EXERCISE | Each line of the material must be repeated precisely, with the pictures left out.
━━━━━ RAW RECORDS
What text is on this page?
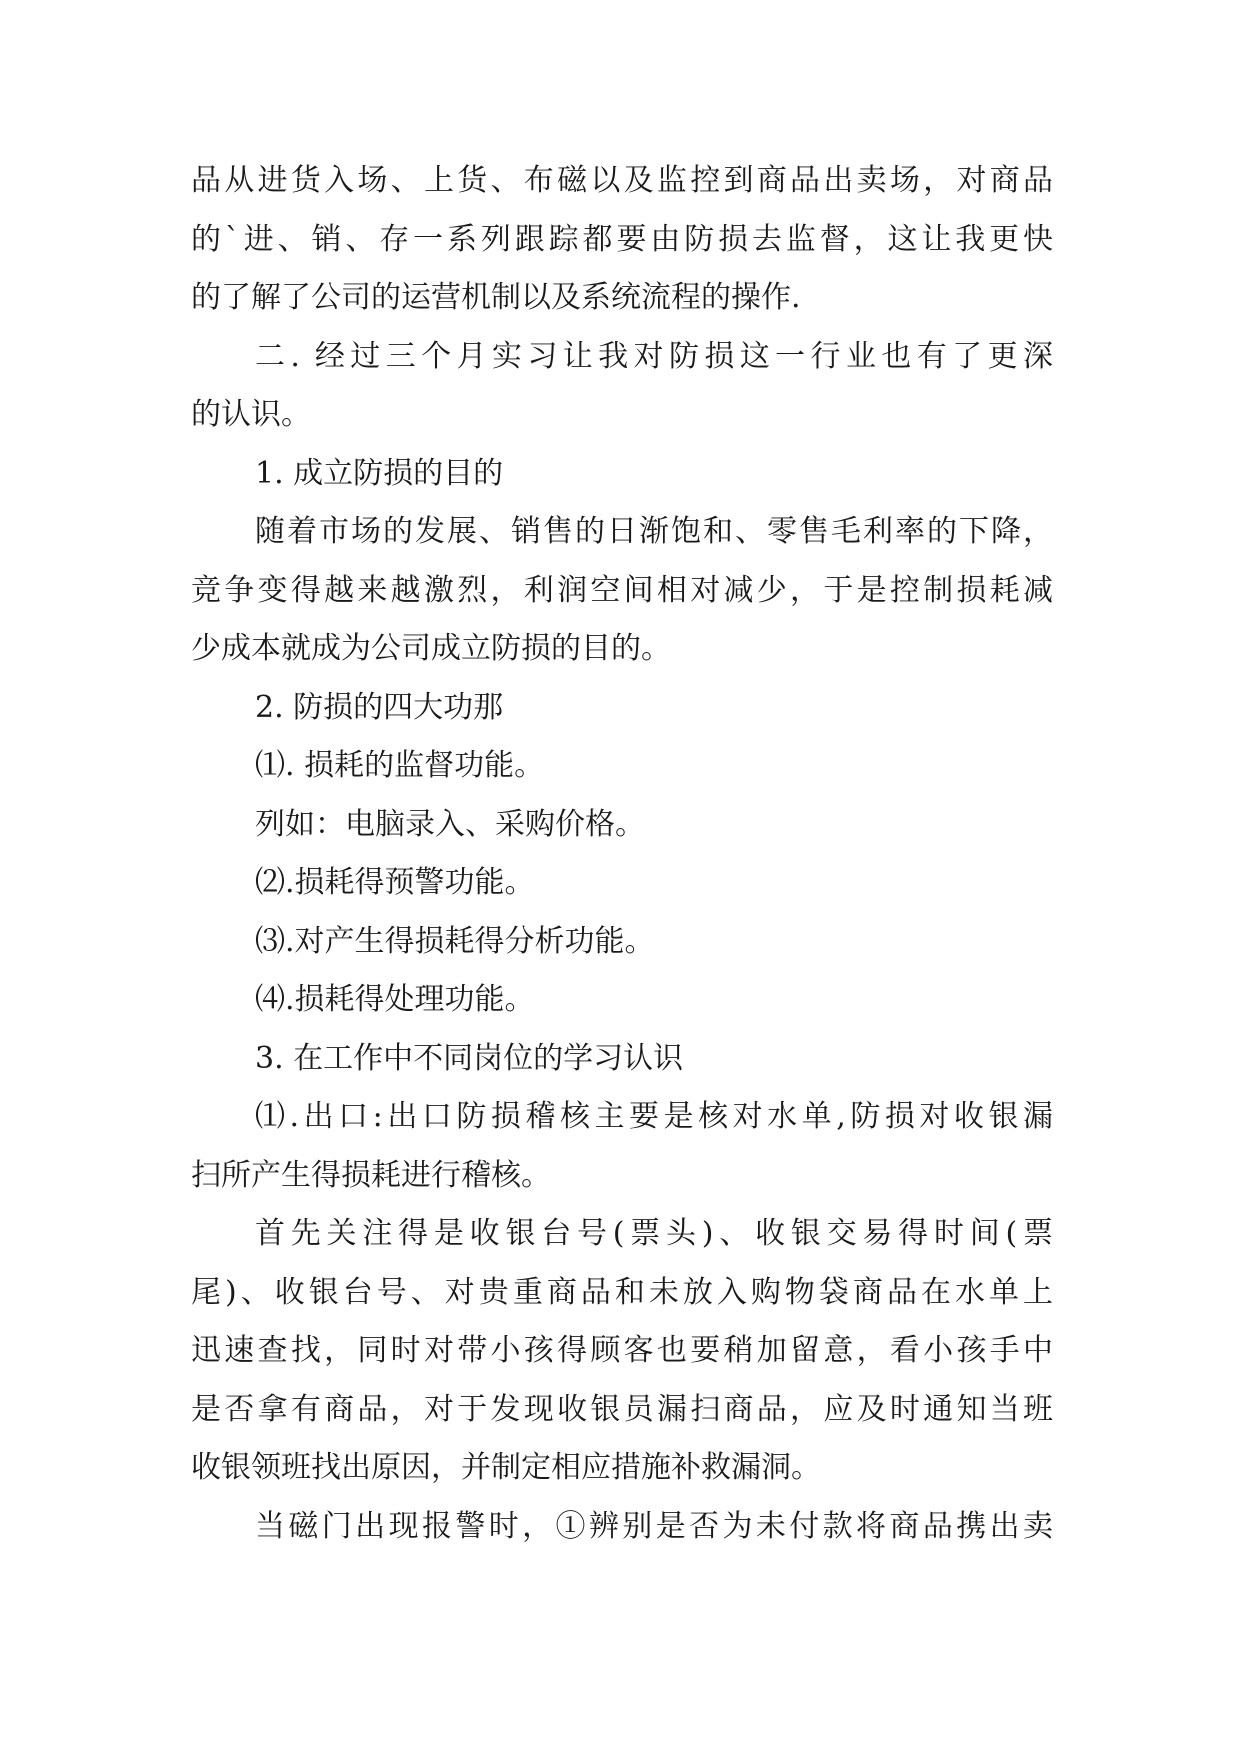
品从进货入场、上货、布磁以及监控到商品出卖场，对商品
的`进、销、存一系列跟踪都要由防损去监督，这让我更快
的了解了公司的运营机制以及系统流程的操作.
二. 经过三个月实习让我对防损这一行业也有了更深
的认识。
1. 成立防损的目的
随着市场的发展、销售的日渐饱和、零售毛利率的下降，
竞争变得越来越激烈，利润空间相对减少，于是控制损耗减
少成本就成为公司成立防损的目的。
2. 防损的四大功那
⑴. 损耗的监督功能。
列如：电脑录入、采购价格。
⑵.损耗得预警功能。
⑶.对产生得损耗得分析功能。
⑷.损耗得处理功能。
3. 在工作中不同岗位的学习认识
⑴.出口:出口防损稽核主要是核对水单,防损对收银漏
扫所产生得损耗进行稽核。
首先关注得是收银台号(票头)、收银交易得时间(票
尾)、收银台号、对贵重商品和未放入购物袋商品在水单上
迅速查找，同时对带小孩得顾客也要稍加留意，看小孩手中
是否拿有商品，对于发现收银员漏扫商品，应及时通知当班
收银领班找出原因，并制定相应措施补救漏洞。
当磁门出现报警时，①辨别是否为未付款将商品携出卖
━━━━━━━━━━
SOLUTION TO THIS PROBLEM |
What text is on this page?
品从进货入场、上货、布磁以及监控到商品出卖场，对商品
的`进、销、存一系列跟踪都要由防损去监督，这让我更快
的了解了公司的运营机制以及系统流程的操作.
二. 经过三个月实习让我对防损这一行业也有了更深
的认识。
1. 成立防损的目的
随着市场的发展、销售的日渐饱和、零售毛利率的下降，
竞争变得越来越激烈，利润空间相对减少，于是控制损耗减
少成本就成为公司成立防损的目的。
2. 防损的四大功那
⑴. 损耗的监督功能。
列如：电脑录入、采购价格。
⑵.损耗得预警功能。
⑶.对产生得损耗得分析功能。
⑷.损耗得处理功能。
3. 在工作中不同岗位的学习认识
⑴.出口:出口防损稽核主要是核对水单,防损对收银漏
扫所产生得损耗进行稽核。
首先关注得是收银台号(票头)、收银交易得时间(票
尾)、收银台号、对贵重商品和未放入购物袋商品在水单上
迅速查找，同时对带小孩得顾客也要稍加留意，看小孩手中
是否拿有商品，对于发现收银员漏扫商品，应及时通知当班
收银领班找出原因，并制定相应措施补救漏洞。
当磁门出现报警时，①辨别是否为未付款将商品携出卖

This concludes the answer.